■ **EXERCISE INSTRUCTIONS**
The records should be repeated word for word, pictures excluded.

(Stored entries)
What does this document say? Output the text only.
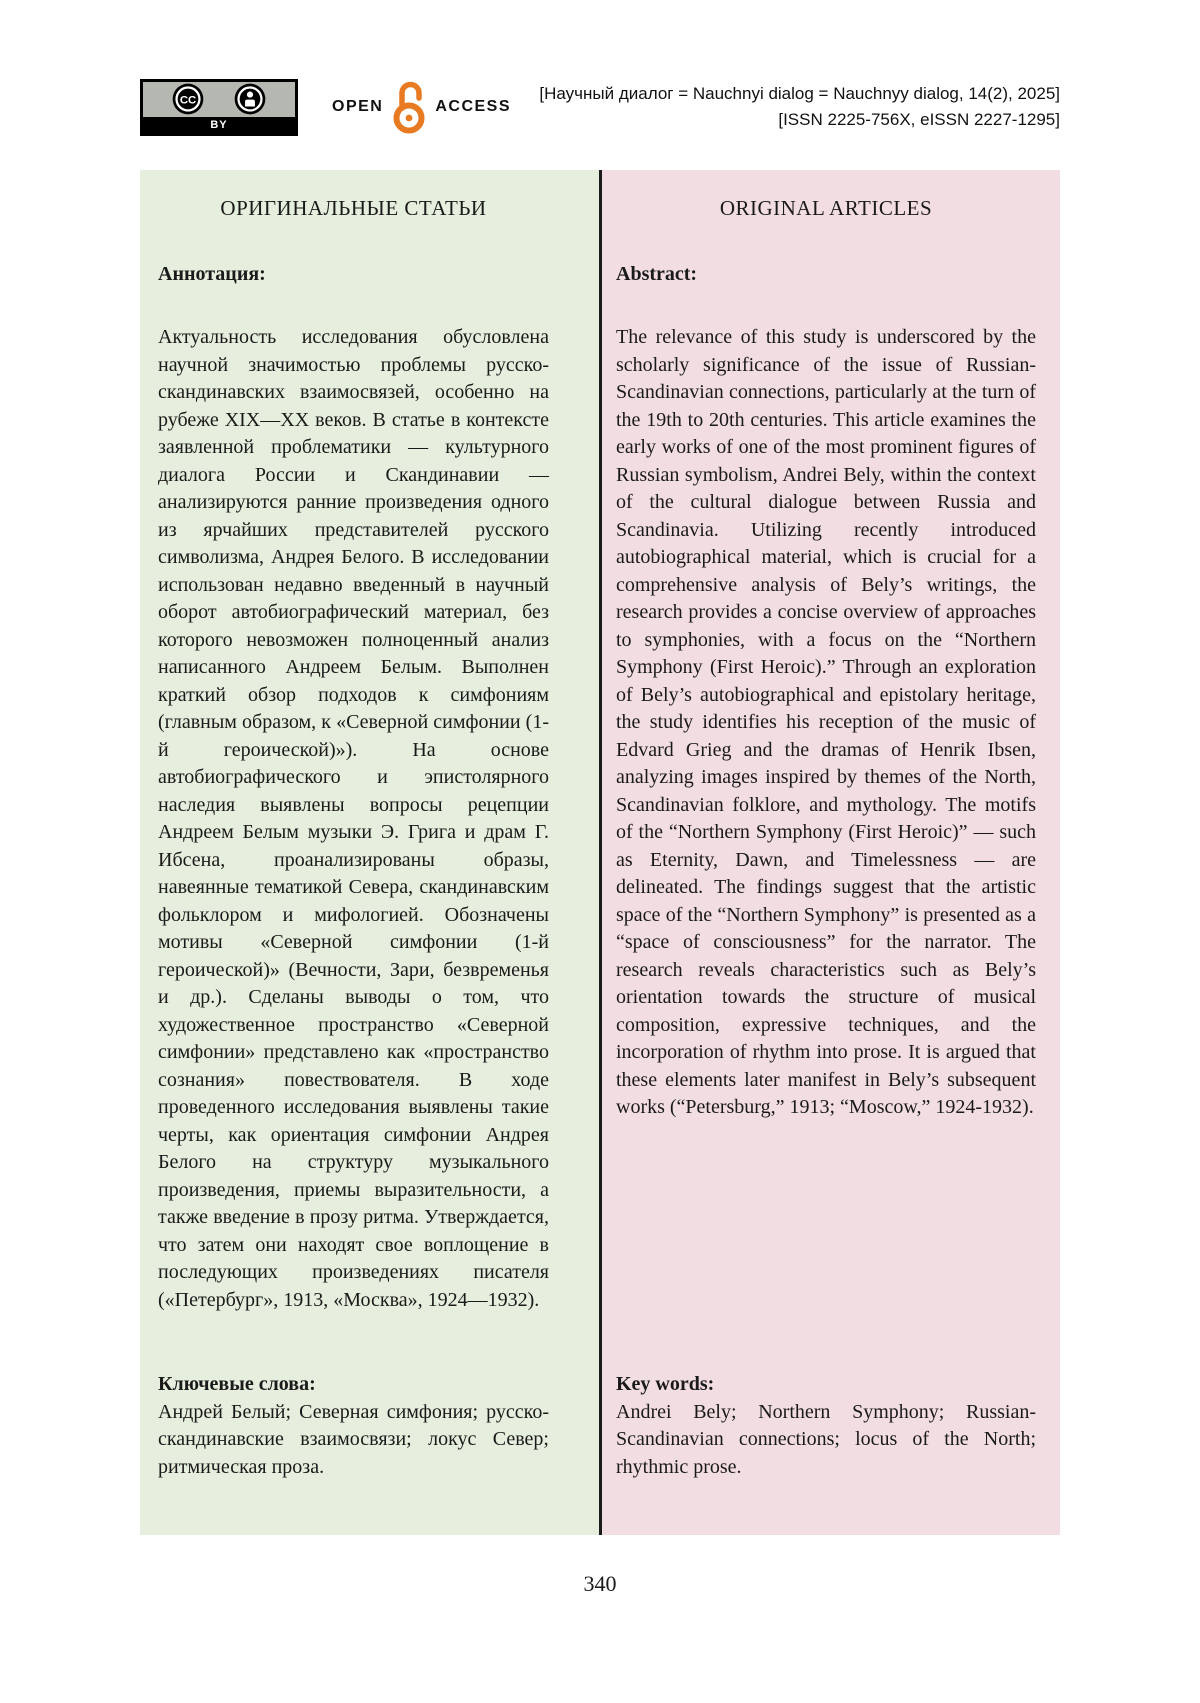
CC
BY
OPEN	ACCESS
[Научный диалог = Nauchnyi dialog = Nauchnyy dialog, 14(2), 2025]
[ISSN 2225-756X, eISSN 2227-1295]
ОРИГИНАЛЬНЫЕ СТАТЬИ
Аннотация:
Актуальность исследования обусловлена научной значимостью проблемы русско-скандинавских взаимосвязей, особенно на рубеже XIX—XX веков. В статье в контексте заявленной проблематики — культурного диалога России и Скандинавии — анализируются ранние произведения одного из ярчайших представителей русского символизма, Андрея Белого. В исследовании использован недавно введенный в научный оборот автобиографический материал, без которого невозможен полноценный анализ написанного Андреем Белым. Выполнен краткий обзор подходов к симфониям (главным образом, к «Северной симфонии (1-й героической)»). На основе автобиографического и эпистолярного наследия выявлены вопросы рецепции Андреем Белым музыки Э. Грига и драм Г. Ибсена, проанализированы образы, навеянные тематикой Севера, скандинавским фольклором и мифологией. Обозначены мотивы «Северной симфонии (1-й героической)» (Вечности, Зари, безвременья и др.). Сделаны выводы о том, что художественное пространство «Северной симфонии» представлено как «пространство сознания» повествователя. В ходе проведенного исследования выявлены такие черты, как ориентация симфонии Андрея Белого на структуру музыкального произведения, приемы выразительности, а также введение в прозу ритма. Утверждается, что затем они находят свое воплощение в последующих произведениях писателя («Петербург», 1913, «Москва», 1924—1932).
Ключевые слова:
Андрей Белый; Северная симфония; русско-скандинавские взаимосвязи; локус Север; ритмическая проза.
ORIGINAL ARTICLES
Abstract:
The relevance of this study is underscored by the scholarly significance of the issue of Russian-Scandinavian connections, particularly at the turn of the 19th to 20th centuries. This article examines the early works of one of the most prominent figures of Russian symbolism, Andrei Bely, within the context of the cultural dialogue between Russia and Scandinavia. Utilizing recently introduced autobiographical material, which is crucial for a comprehensive analysis of Bely’s writings, the research provides a concise overview of approaches to symphonies, with a focus on the “Northern Symphony (First Heroic).” Through an exploration of Bely’s autobiographical and epistolary heritage, the study identifies his reception of the music of Edvard Grieg and the dramas of Henrik Ibsen, analyzing images inspired by themes of the North, Scandinavian folklore, and mythology. The motifs of the “Northern Symphony (First Heroic)” — such as Eternity, Dawn, and Timelessness — are delineated. The findings suggest that the artistic space of the “Northern Symphony” is presented as a “space of consciousness” for the narrator. The research reveals characteristics such as Bely’s orientation towards the structure of musical composition, expressive techniques, and the incorporation of rhythm into prose. It is argued that these elements later manifest in Bely’s subsequent works (“Petersburg,” 1913; “Moscow,” 1924-1932).
Key words:
Andrei Bely; Northern Symphony; Russian-Scandinavian connections; locus of the North; rhythmic prose.
340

■ **EXERCISE OUTPUT**
What does this document say? Output the text only.
CC
BY
OPEN	ACCESS
[Научный диалог = Nauchnyi dialog = Nauchnyy dialog, 14(2), 2025]
[ISSN 2225-756X, eISSN 2227-1295]
ОРИГИНАЛЬНЫЕ СТАТЬИ
Аннотация:
Актуальность исследования обусловлена научной значимостью проблемы русско-скандинавских взаимосвязей, особенно на рубеже XIX—XX веков. В статье в контексте заявленной проблематики — культурного диалога России и Скандинавии — анализируются ранние произведения одного из ярчайших представителей русского символизма, Андрея Белого. В исследовании использован недавно введенный в научный оборот автобиографический материал, без которого невозможен полноценный анализ написанного Андреем Белым. Выполнен краткий обзор подходов к симфониям (главным образом, к «Северной симфонии (1-й героической)»). На основе автобиографического и эпистолярного наследия выявлены вопросы рецепции Андреем Белым музыки Э. Грига и драм Г. Ибсена, проанализированы образы, навеянные тематикой Севера, скандинавским фольклором и мифологией. Обозначены мотивы «Северной симфонии (1-й героической)» (Вечности, Зари, безвременья и др.). Сделаны выводы о том, что художественное пространство «Северной симфонии» представлено как «пространство сознания» повествователя. В ходе проведенного исследования выявлены такие черты, как ориентация симфонии Андрея Белого на структуру музыкального произведения, приемы выразительности, а также введение в прозу ритма. Утверждается, что затем они находят свое воплощение в последующих произведениях писателя («Петербург», 1913, «Москва», 1924—1932).
Ключевые слова:
Андрей Белый; Северная симфония; русско-скандинавские взаимосвязи; локус Север; ритмическая проза.
ORIGINAL ARTICLES
Abstract:
The relevance of this study is underscored by the scholarly significance of the issue of Russian-Scandinavian connections, particularly at the turn of the 19th to 20th centuries. This article examines the early works of one of the most prominent figures of Russian symbolism, Andrei Bely, within the context of the cultural dialogue between Russia and Scandinavia. Utilizing recently introduced autobiographical material, which is crucial for a comprehensive analysis of Bely’s writings, the research provides a concise overview of approaches to symphonies, with a focus on the “Northern Symphony (First Heroic).” Through an exploration of Bely’s autobiographical and epistolary heritage, the study identifies his reception of the music of Edvard Grieg and the dramas of Henrik Ibsen, analyzing images inspired by themes of the North, Scandinavian folklore, and mythology. The motifs of the “Northern Symphony (First Heroic)” — such as Eternity, Dawn, and Timelessness — are delineated. The findings suggest that the artistic space of the “Northern Symphony” is presented as a “space of consciousness” for the narrator. The research reveals characteristics such as Bely’s orientation towards the structure of musical composition, expressive techniques, and the incorporation of rhythm into prose. It is argued that these elements later manifest in Bely’s subsequent works (“Petersburg,” 1913; “Moscow,” 1924-1932).
Key words:
Andrei Bely; Northern Symphony; Russian-Scandinavian connections; locus of the North; rhythmic prose.
340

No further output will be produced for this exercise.